→ What is required
Give only one thing: the number of lines that include the word "Street".

#### Provided records

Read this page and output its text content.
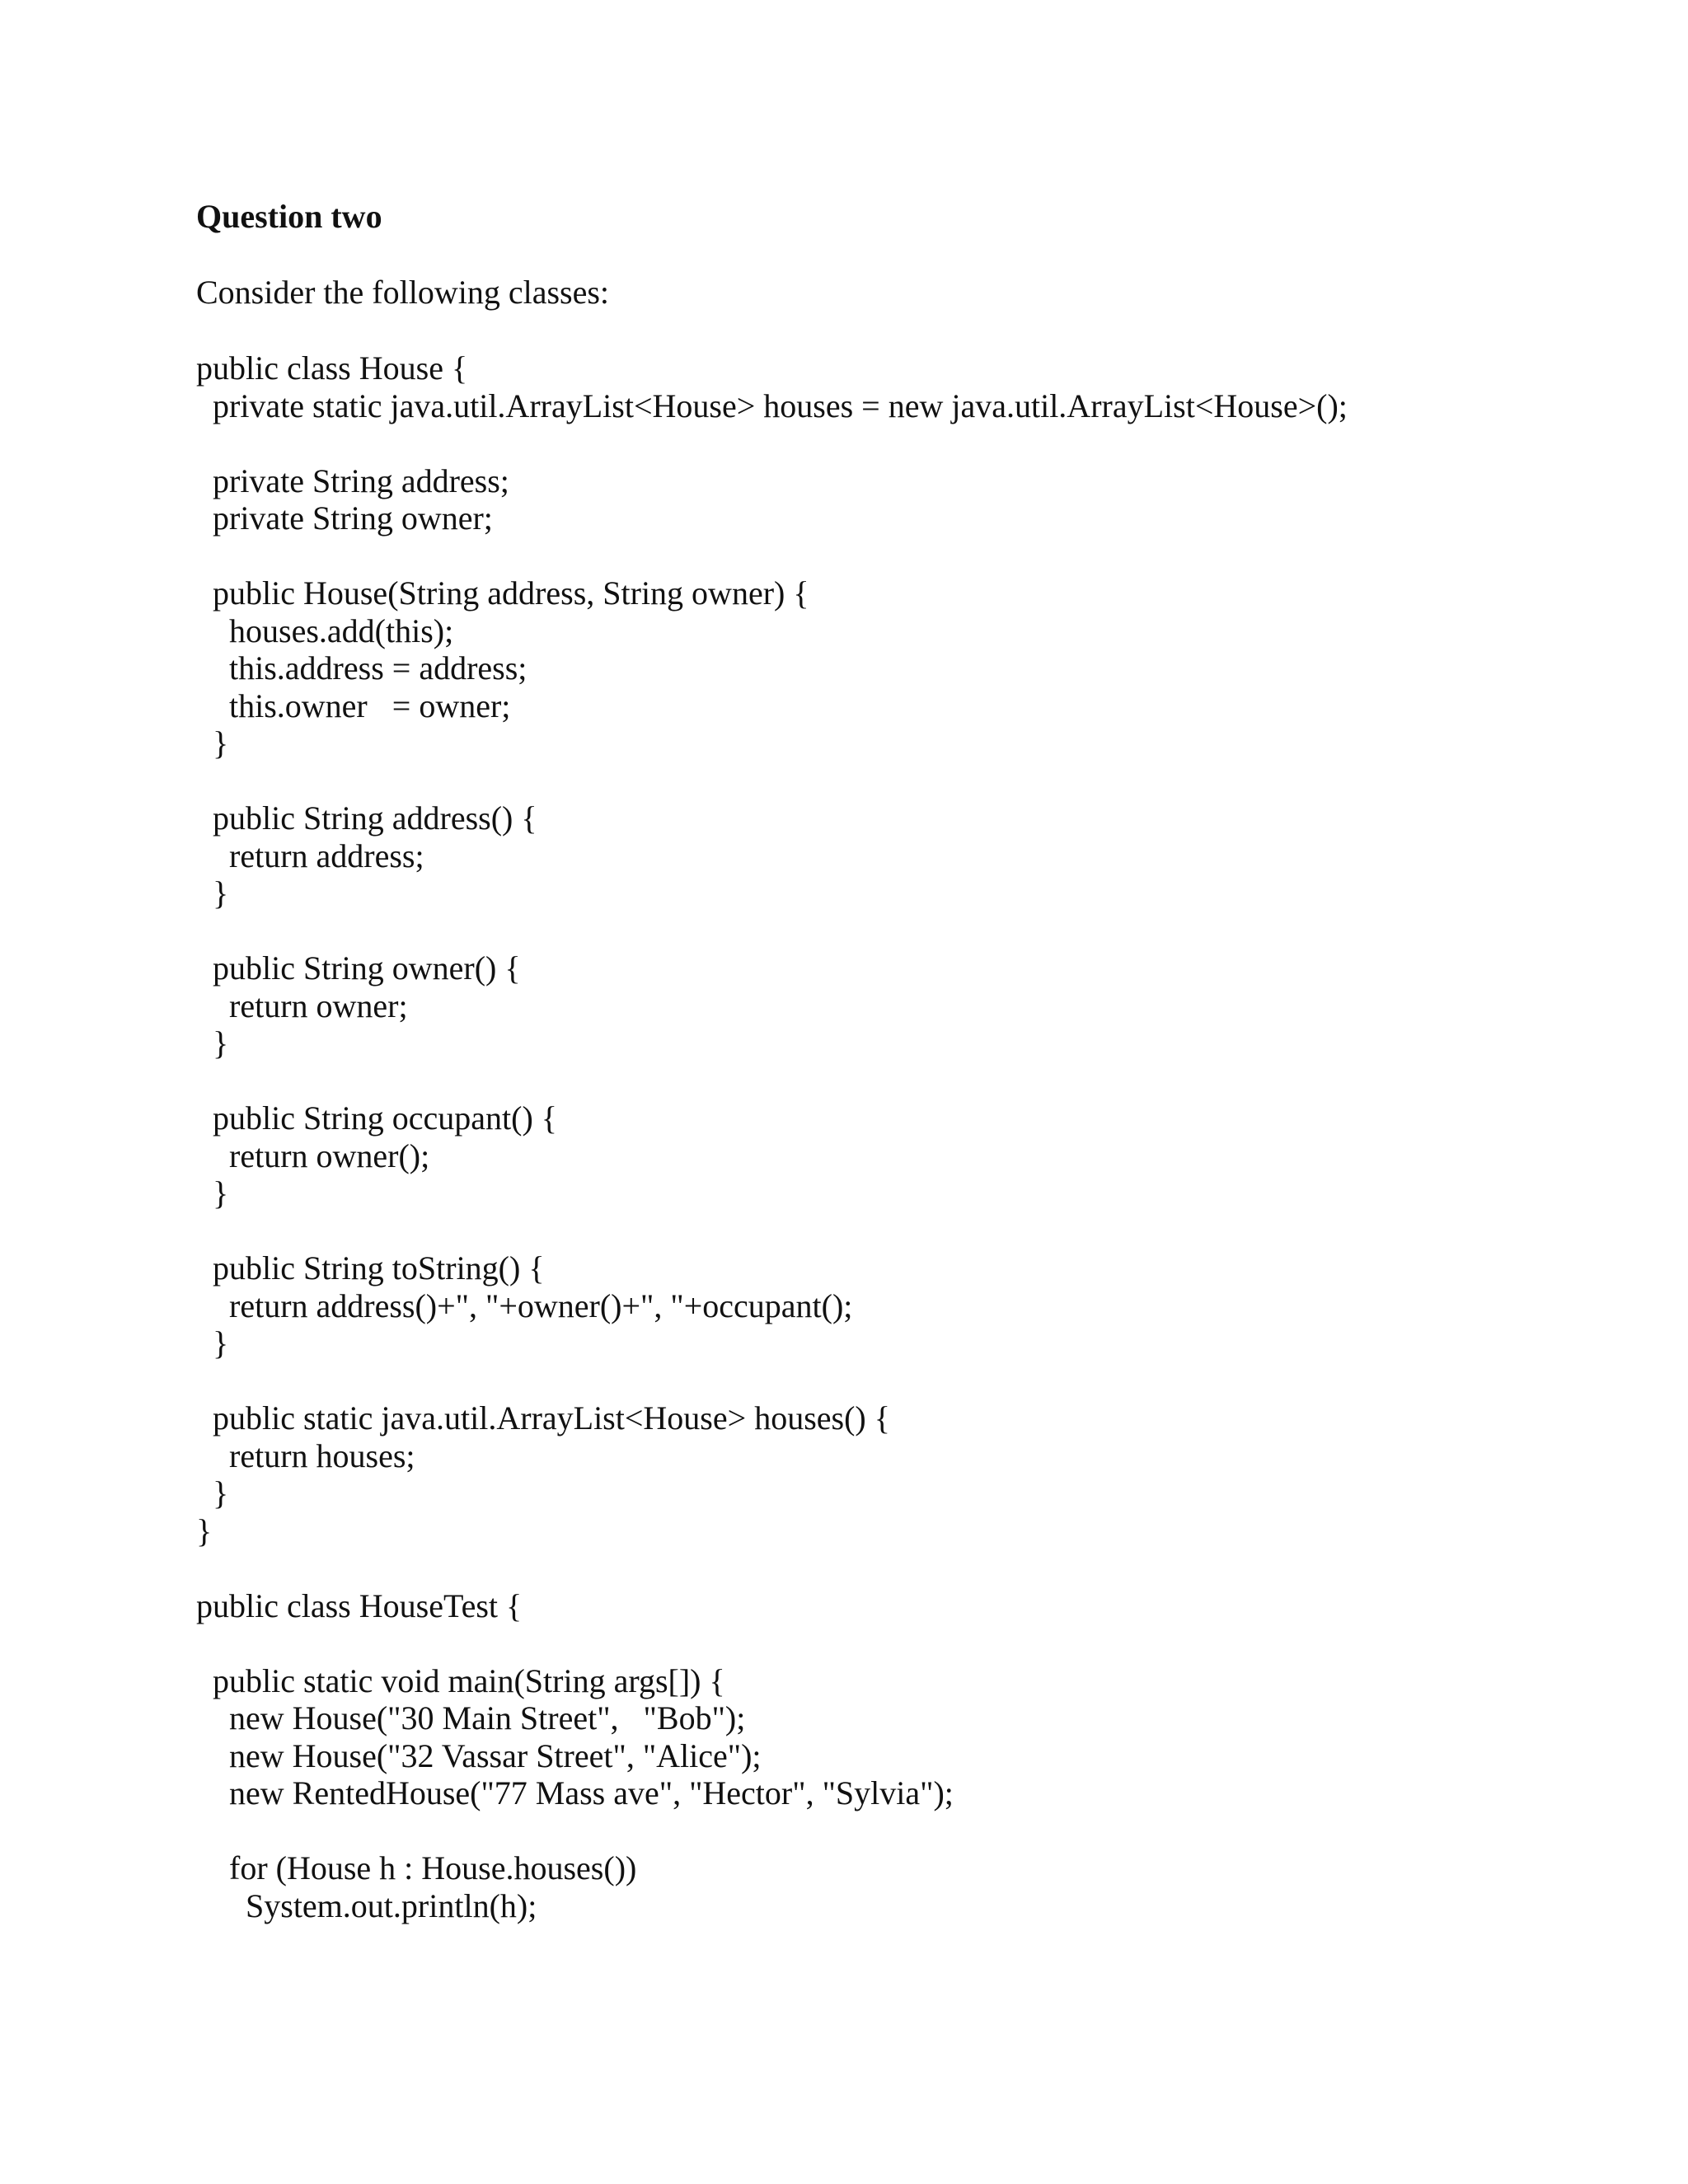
Question two

Consider the following classes:

public class House {
private static java.util.ArrayList<House> houses = new java.util.ArrayList<House>();

private String address;
private String owner;

public House(String address, String owner) {
houses.add(this);
this.address = address;
this.owner   = owner;
}

public String address() {
return address;
}

public String owner() {
return owner;
}

public String occupant() {
return owner();
}

public String toString() {
return address()+", "+owner()+", "+occupant();
}

public static java.util.ArrayList<House> houses() {
return houses;
}
}

public class HouseTest {

public static void main(String args[]) {
new House("30 Main Street",   "Bob");
new House("32 Vassar Street", "Alice");
new RentedHouse("77 Mass ave", "Hector", "Sylvia");

for (House h : House.houses())
System.out.println(h);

########

→ The solution
2